-- Records to use start --

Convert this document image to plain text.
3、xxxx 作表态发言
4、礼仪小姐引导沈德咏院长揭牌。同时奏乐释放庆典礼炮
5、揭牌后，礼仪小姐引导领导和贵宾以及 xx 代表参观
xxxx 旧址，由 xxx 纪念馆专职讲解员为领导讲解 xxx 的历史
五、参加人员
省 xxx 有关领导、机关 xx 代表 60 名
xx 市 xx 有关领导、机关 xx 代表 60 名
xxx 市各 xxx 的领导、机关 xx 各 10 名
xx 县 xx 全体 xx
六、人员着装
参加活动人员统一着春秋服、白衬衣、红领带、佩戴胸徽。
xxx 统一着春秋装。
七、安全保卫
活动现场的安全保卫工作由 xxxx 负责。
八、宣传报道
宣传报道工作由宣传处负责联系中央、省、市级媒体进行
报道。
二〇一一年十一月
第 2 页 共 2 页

-- Records to use end --

== Problem statement ==
Make a copy of each line that contains the string "xxxx".

== Exercise response ==
3、xxxx 作表态发言
xxxx 旧址，由 xxx 纪念馆专职讲解员为领导讲解 xxx 的历史
活动现场的安全保卫工作由 xxxx 负责。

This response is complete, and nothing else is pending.